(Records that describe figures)

§ §

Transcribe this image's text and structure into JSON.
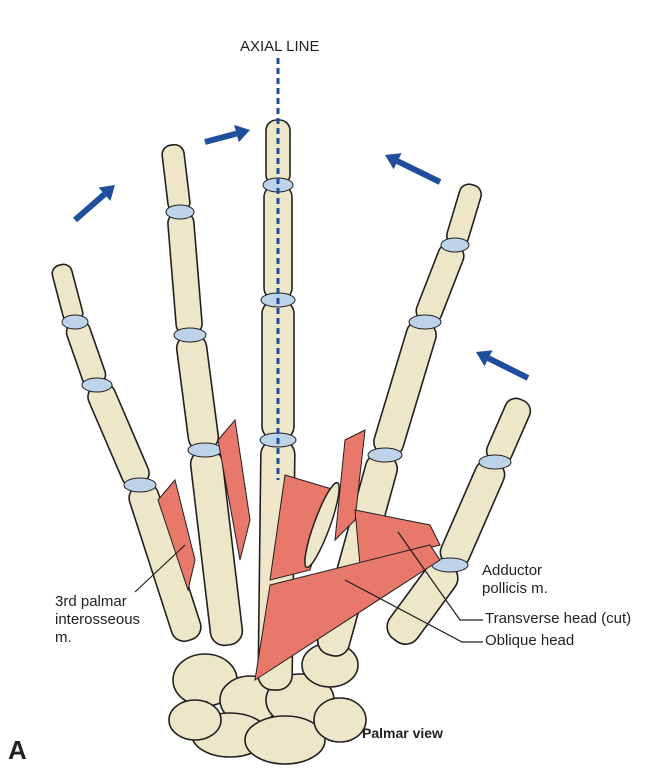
{
  "figure": {
    "axial_line_label": "AXIAL LINE",
    "panel_letter": "A",
    "view_label": "Palmar view",
    "labels": {
      "third_palmar_interosseous": [
        "3rd palmar",
        "interosseous",
        "m."
      ],
      "adductor_pollicis": [
        "Adductor",
        "pollicis m."
      ],
      "transverse_head": "Transverse head (cut)",
      "oblique_head": "Oblique head"
    },
    "colors": {
      "bone": "#ede6c8",
      "cartilage": "#bcd3ea",
      "muscle": "#e8786a",
      "arrow": "#1f4e9c",
      "outline": "#231f20"
    }
  }
}
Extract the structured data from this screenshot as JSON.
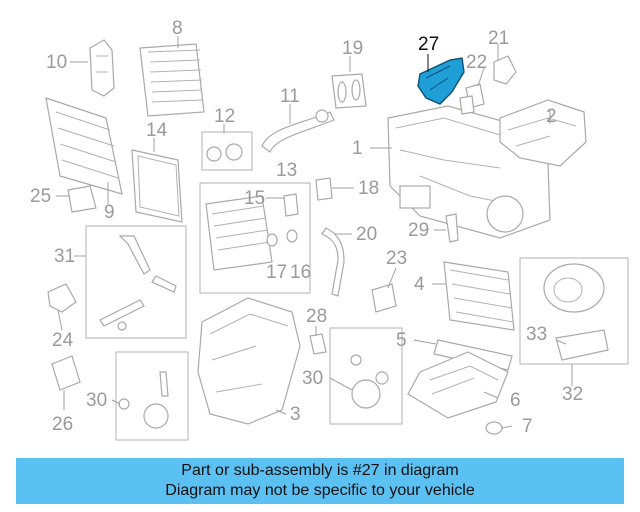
{
  "diagram": {
    "highlight_color": "#1e9fd6",
    "banner_color": "#5bc0f2",
    "callouts": [
      "1",
      "2",
      "3",
      "4",
      "5",
      "6",
      "7",
      "8",
      "9",
      "10",
      "11",
      "12",
      "13",
      "14",
      "15",
      "16",
      "17",
      "18",
      "19",
      "20",
      "21",
      "22",
      "23",
      "24",
      "25",
      "26",
      "27",
      "28",
      "29",
      "30",
      "30",
      "31",
      "32",
      "33"
    ],
    "highlighted_part": "27"
  },
  "banner": {
    "line1": "Part or sub-assembly is #27 in diagram",
    "line2": "Diagram may not be specific to your vehicle"
  }
}
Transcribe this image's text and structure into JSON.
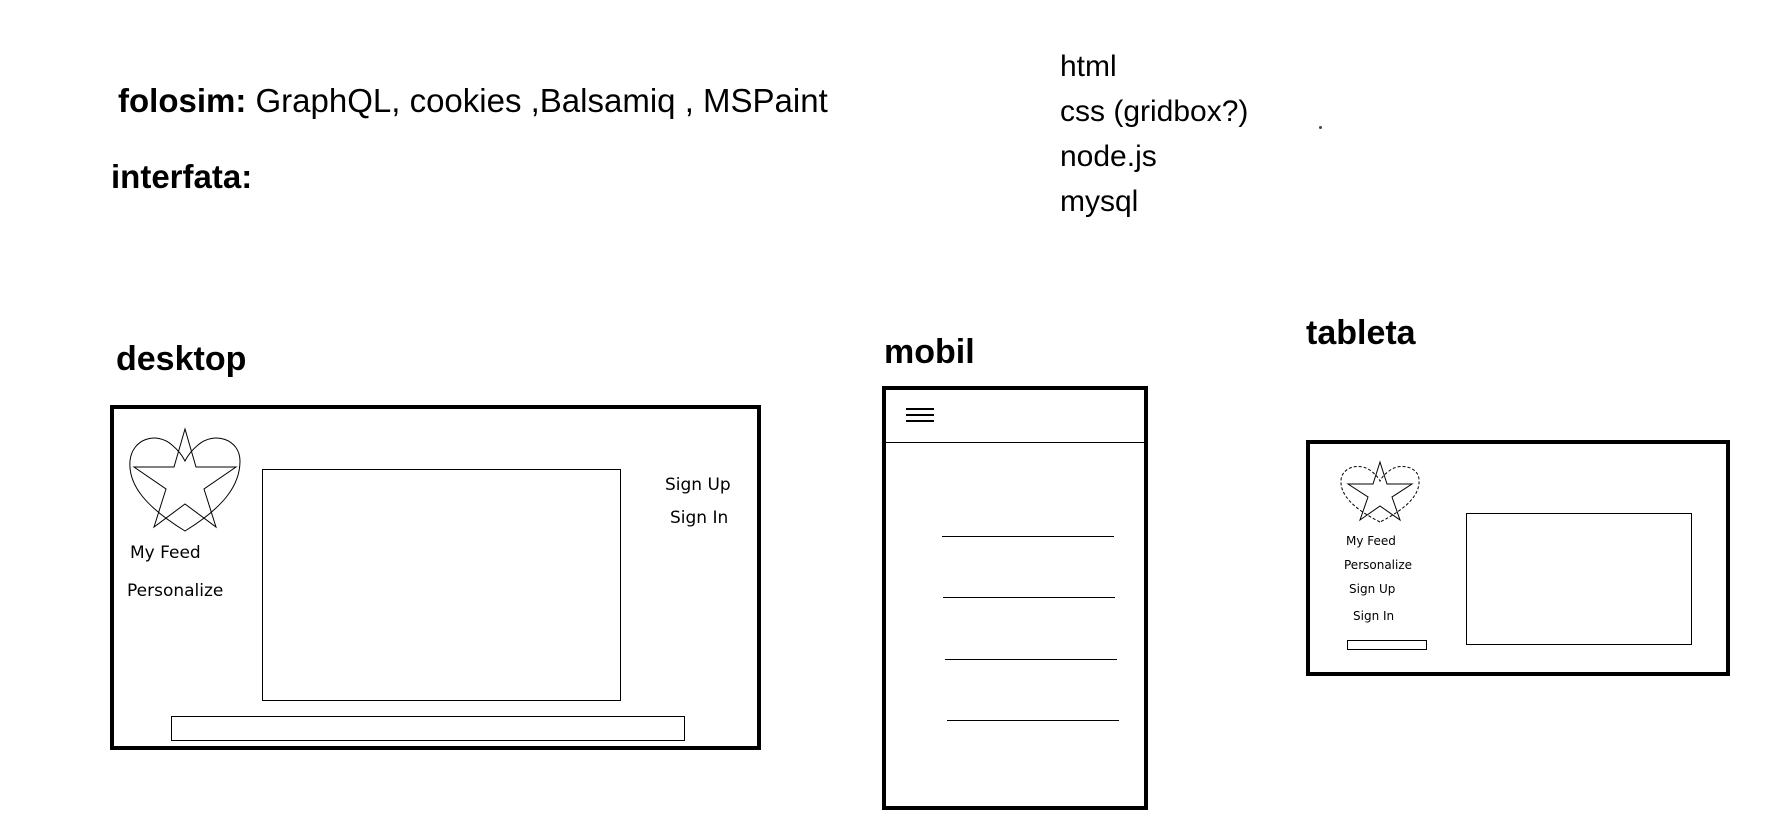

§ §

EXERCISE TASK:
Output the full set of records above without changing a word, and drop the images.

RESPONSE TO THIS EXERCISE:
Transcribe this image's text and structure into JSON.
{
  "figure": {
    "axial_line_label": "AXIAL LINE",
    "panel_letter": "A",
    "view_label": "Palmar view",
    "labels": {
      "third_palmar_interosseous": [
        "3rd palmar",
        "interosseous",
        "m."
      ],
      "adductor_pollicis": [
        "Adductor",
        "pollicis m."
      ],
      "transverse_head": "Transverse head (cut)",
      "oblique_head": "Oblique head"
    },
    "colors": {
      "bone": "#ede6c8",
      "cartilage": "#bcd3ea",
      "muscle": "#e8786a",
      "arrow": "#1f4e9c",
      "outline": "#231f20"
    }
  }
}
Extract the structured data from this screenshot as JSON.
{
  "diagram": {
    "highlight_color": "#1e9fd6",
    "banner_color": "#5bc0f2",
    "callouts": [
      "1",
      "2",
      "3",
      "4",
      "5",
      "6",
      "7",
      "8",
      "9",
      "10",
      "11",
      "12",
      "13",
      "14",
      "15",
      "16",
      "17",
      "18",
      "19",
      "20",
      "21",
      "22",
      "23",
      "24",
      "25",
      "26",
      "27",
      "28",
      "29",
      "30",
      "30",
      "31",
      "32",
      "33"
    ],
    "highlighted_part": "27"
  },
  "banner": {
    "line1": "Part or sub-assembly is #27 in diagram",
    "line2": "Diagram may not be specific to your vehicle"
  }
}
Transcribe this image's text and structure into JSON.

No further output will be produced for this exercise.